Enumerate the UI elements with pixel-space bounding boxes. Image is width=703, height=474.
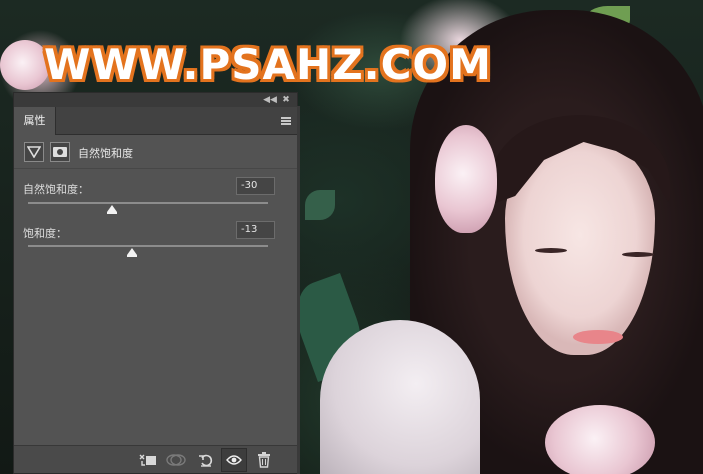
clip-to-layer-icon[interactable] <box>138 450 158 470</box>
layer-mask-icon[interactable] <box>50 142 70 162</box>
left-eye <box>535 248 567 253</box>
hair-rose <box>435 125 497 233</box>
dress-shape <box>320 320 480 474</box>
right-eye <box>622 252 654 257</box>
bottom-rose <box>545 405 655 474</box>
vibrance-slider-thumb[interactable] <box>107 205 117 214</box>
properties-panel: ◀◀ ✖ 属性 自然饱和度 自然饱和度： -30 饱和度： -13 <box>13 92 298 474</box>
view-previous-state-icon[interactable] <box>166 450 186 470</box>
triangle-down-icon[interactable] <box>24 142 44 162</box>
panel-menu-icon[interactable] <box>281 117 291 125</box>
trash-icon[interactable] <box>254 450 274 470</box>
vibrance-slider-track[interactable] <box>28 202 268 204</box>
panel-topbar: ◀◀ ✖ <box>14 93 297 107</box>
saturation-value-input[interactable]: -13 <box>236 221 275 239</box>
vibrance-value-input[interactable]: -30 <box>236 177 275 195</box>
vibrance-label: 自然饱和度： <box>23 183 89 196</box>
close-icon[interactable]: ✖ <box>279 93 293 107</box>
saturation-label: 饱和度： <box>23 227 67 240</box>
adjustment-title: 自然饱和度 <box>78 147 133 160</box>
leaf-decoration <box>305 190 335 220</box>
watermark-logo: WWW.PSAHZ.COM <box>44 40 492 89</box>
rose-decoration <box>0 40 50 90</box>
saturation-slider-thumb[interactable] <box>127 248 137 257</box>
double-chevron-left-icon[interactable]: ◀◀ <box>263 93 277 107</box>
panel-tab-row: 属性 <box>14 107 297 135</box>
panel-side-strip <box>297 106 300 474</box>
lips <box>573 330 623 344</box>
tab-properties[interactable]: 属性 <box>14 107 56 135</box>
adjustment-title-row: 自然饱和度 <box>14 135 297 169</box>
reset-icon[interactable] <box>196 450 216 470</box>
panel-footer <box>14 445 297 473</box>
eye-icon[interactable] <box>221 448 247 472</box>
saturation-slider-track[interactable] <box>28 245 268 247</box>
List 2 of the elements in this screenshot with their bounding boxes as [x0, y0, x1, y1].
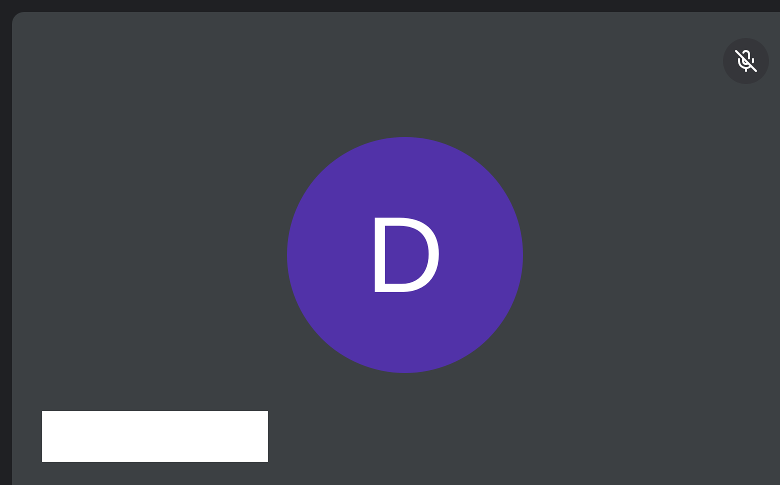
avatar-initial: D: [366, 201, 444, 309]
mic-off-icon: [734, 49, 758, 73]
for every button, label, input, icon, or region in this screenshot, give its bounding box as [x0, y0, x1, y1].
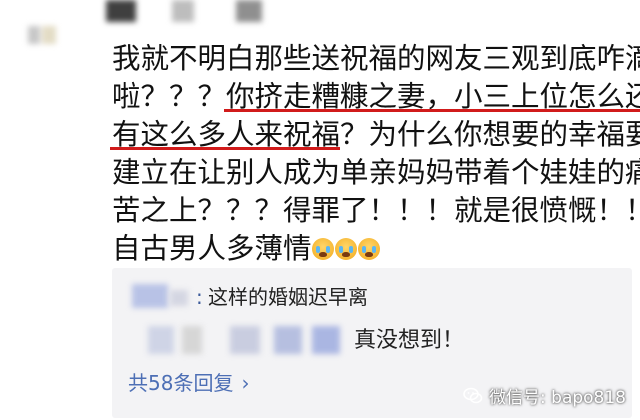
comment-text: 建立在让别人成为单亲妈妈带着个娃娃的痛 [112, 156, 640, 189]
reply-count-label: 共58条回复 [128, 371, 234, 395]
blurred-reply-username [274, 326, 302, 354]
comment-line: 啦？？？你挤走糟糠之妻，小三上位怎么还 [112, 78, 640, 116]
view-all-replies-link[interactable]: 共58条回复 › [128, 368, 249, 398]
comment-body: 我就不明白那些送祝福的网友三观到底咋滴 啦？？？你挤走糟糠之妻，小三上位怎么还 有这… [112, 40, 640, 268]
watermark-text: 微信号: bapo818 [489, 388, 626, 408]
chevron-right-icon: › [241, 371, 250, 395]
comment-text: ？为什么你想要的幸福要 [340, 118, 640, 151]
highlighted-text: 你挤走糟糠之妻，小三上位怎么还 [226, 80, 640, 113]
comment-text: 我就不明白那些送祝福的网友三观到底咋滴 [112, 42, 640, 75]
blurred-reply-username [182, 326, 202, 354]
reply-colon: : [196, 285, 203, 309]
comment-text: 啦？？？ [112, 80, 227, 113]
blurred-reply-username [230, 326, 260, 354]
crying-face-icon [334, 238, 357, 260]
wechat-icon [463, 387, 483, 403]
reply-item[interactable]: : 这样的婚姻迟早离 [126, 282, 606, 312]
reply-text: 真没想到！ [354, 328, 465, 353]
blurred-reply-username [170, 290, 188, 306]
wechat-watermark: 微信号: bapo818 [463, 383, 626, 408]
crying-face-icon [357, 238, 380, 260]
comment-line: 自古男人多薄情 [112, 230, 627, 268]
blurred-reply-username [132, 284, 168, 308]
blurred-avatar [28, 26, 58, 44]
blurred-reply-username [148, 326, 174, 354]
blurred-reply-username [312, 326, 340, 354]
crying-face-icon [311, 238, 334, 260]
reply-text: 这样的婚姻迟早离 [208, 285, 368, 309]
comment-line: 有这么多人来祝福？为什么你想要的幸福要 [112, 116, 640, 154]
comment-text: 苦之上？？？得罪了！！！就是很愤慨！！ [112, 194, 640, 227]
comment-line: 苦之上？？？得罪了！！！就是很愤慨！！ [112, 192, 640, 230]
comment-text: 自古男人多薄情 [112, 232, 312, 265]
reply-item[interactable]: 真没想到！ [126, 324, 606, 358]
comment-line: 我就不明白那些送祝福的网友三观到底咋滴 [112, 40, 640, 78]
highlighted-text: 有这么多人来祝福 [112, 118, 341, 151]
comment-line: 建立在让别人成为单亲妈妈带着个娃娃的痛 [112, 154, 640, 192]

TASK TO CARRY OUT
Copy every line above word for word, but leave out the pictures.

COMPLETED EXERCISE
Enumerate the UI elements with pixel-space bounding boxes. Image is width=703, height=474.
clip-to-layer-icon[interactable] <box>138 450 158 470</box>
layer-mask-icon[interactable] <box>50 142 70 162</box>
left-eye <box>535 248 567 253</box>
hair-rose <box>435 125 497 233</box>
dress-shape <box>320 320 480 474</box>
right-eye <box>622 252 654 257</box>
bottom-rose <box>545 405 655 474</box>
vibrance-slider-thumb[interactable] <box>107 205 117 214</box>
properties-panel: ◀◀ ✖ 属性 自然饱和度 自然饱和度： -30 饱和度： -13 <box>13 92 298 474</box>
view-previous-state-icon[interactable] <box>166 450 186 470</box>
triangle-down-icon[interactable] <box>24 142 44 162</box>
panel-menu-icon[interactable] <box>281 117 291 125</box>
trash-icon[interactable] <box>254 450 274 470</box>
vibrance-slider-track[interactable] <box>28 202 268 204</box>
panel-topbar: ◀◀ ✖ <box>14 93 297 107</box>
saturation-value-input[interactable]: -13 <box>236 221 275 239</box>
vibrance-value-input[interactable]: -30 <box>236 177 275 195</box>
vibrance-label: 自然饱和度： <box>23 183 89 196</box>
close-icon[interactable]: ✖ <box>279 93 293 107</box>
saturation-label: 饱和度： <box>23 227 67 240</box>
adjustment-title: 自然饱和度 <box>78 147 133 160</box>
leaf-decoration <box>305 190 335 220</box>
watermark-logo: WWW.PSAHZ.COM <box>44 40 492 89</box>
rose-decoration <box>0 40 50 90</box>
saturation-slider-thumb[interactable] <box>127 248 137 257</box>
double-chevron-left-icon[interactable]: ◀◀ <box>263 93 277 107</box>
panel-tab-row: 属性 <box>14 107 297 135</box>
panel-side-strip <box>297 106 300 474</box>
lips <box>573 330 623 344</box>
tab-properties[interactable]: 属性 <box>14 107 56 135</box>
adjustment-title-row: 自然饱和度 <box>14 135 297 169</box>
reset-icon[interactable] <box>196 450 216 470</box>
panel-footer <box>14 445 297 473</box>
eye-icon[interactable] <box>221 448 247 472</box>
saturation-slider-track[interactable] <box>28 245 268 247</box>
List 2 of the elements in this screenshot with their bounding boxes as [x0, y0, x1, y1].
avatar-initial: D: [366, 201, 444, 309]
mic-off-icon: [734, 49, 758, 73]
for every button, label, input, icon, or region in this screenshot, give its bounding box as [x0, y0, x1, y1].
comment-text: 建立在让别人成为单亲妈妈带着个娃娃的痛 [112, 156, 640, 189]
reply-count-label: 共58条回复 [128, 371, 234, 395]
blurred-reply-username [274, 326, 302, 354]
comment-line: 啦？？？你挤走糟糠之妻，小三上位怎么还 [112, 78, 640, 116]
view-all-replies-link[interactable]: 共58条回复 › [128, 368, 249, 398]
comment-body: 我就不明白那些送祝福的网友三观到底咋滴 啦？？？你挤走糟糠之妻，小三上位怎么还 有这… [112, 40, 640, 268]
watermark-text: 微信号: bapo818 [489, 388, 626, 408]
chevron-right-icon: › [241, 371, 250, 395]
comment-text: ？为什么你想要的幸福要 [340, 118, 640, 151]
highlighted-text: 你挤走糟糠之妻，小三上位怎么还 [226, 80, 640, 113]
comment-text: 我就不明白那些送祝福的网友三观到底咋滴 [112, 42, 640, 75]
blurred-reply-username [182, 326, 202, 354]
reply-colon: : [196, 285, 203, 309]
comment-text: 啦？？？ [112, 80, 227, 113]
blurred-reply-username [230, 326, 260, 354]
crying-face-icon [334, 238, 357, 260]
wechat-icon [463, 387, 483, 403]
reply-item[interactable]: : 这样的婚姻迟早离 [126, 282, 606, 312]
reply-text: 真没想到！ [354, 328, 465, 353]
blurred-reply-username [170, 290, 188, 306]
wechat-watermark: 微信号: bapo818 [463, 383, 626, 408]
crying-face-icon [357, 238, 380, 260]
comment-line: 自古男人多薄情 [112, 230, 627, 268]
blurred-reply-username [132, 284, 168, 308]
blurred-avatar [28, 26, 58, 44]
blurred-reply-username [148, 326, 174, 354]
blurred-reply-username [312, 326, 340, 354]
crying-face-icon [311, 238, 334, 260]
reply-text: 这样的婚姻迟早离 [208, 285, 368, 309]
comment-line: 有这么多人来祝福？为什么你想要的幸福要 [112, 116, 640, 154]
comment-text: 苦之上？？？得罪了！！！就是很愤慨！！ [112, 194, 640, 227]
comment-line: 苦之上？？？得罪了！！！就是很愤慨！！ [112, 192, 640, 230]
comment-text: 自古男人多薄情 [112, 232, 312, 265]
reply-item[interactable]: 真没想到！ [126, 324, 606, 358]
comment-line: 我就不明白那些送祝福的网友三观到底咋滴 [112, 40, 640, 78]
highlighted-text: 有这么多人来祝福 [112, 118, 341, 151]
comment-line: 建立在让别人成为单亲妈妈带着个娃娃的痛 [112, 154, 640, 192]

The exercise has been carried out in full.